Exercise task:
Gather all lines in the entries that include the word "this".

(Data records)

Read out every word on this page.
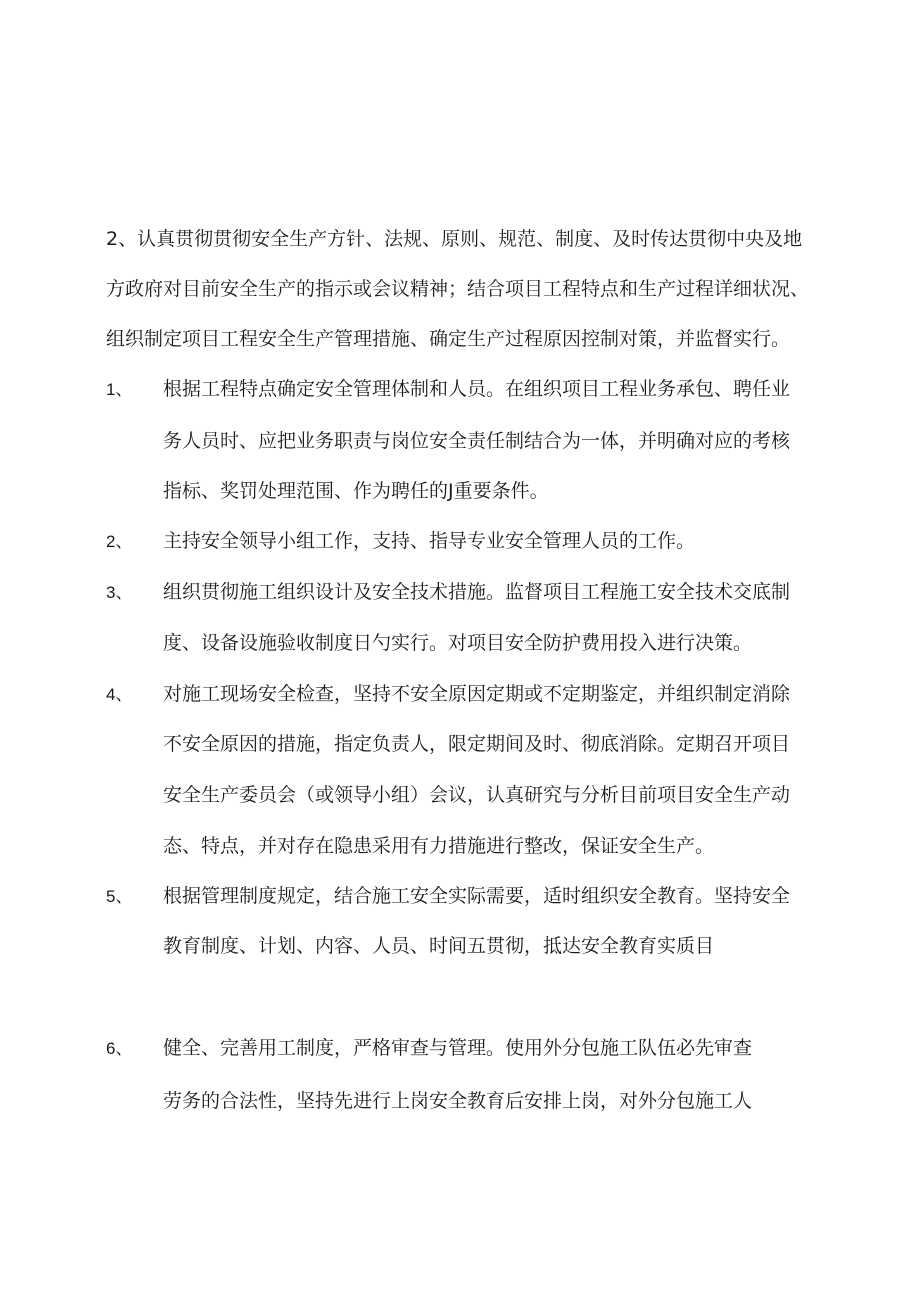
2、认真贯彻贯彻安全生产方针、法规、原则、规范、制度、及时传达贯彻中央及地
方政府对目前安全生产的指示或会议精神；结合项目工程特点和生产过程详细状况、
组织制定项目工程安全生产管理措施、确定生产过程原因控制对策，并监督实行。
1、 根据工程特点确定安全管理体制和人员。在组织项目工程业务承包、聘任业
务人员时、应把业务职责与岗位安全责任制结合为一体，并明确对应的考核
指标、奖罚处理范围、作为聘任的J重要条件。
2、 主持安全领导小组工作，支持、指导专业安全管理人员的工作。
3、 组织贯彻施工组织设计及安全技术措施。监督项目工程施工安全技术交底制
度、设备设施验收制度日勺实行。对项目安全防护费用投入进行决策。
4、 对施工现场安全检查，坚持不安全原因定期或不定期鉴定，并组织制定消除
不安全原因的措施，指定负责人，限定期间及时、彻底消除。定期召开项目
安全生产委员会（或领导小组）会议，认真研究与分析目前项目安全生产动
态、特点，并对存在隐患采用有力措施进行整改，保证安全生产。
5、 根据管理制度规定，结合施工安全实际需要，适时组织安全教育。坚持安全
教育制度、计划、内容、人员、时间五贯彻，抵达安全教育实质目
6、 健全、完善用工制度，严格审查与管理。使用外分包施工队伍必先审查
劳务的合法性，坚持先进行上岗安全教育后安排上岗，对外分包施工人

--

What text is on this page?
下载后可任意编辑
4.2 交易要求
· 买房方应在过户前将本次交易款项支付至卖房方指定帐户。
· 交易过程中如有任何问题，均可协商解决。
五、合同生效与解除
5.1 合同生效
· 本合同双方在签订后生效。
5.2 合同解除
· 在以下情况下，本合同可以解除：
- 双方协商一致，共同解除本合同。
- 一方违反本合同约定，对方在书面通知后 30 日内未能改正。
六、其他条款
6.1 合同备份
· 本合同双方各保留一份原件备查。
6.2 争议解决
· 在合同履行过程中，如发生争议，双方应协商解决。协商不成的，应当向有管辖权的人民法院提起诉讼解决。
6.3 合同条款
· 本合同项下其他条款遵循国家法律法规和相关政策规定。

* * *

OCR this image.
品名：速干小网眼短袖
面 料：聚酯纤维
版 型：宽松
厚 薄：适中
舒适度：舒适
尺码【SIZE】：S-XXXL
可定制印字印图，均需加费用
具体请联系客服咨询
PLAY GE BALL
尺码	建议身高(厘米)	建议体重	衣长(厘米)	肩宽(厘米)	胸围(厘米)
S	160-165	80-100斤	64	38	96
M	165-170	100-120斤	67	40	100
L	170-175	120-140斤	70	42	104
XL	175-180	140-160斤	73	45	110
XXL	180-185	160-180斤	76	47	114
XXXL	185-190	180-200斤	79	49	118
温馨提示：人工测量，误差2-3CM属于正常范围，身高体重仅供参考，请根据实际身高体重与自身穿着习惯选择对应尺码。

Written response:
Read out every word on this page.
What text is on this page?
OCR this image.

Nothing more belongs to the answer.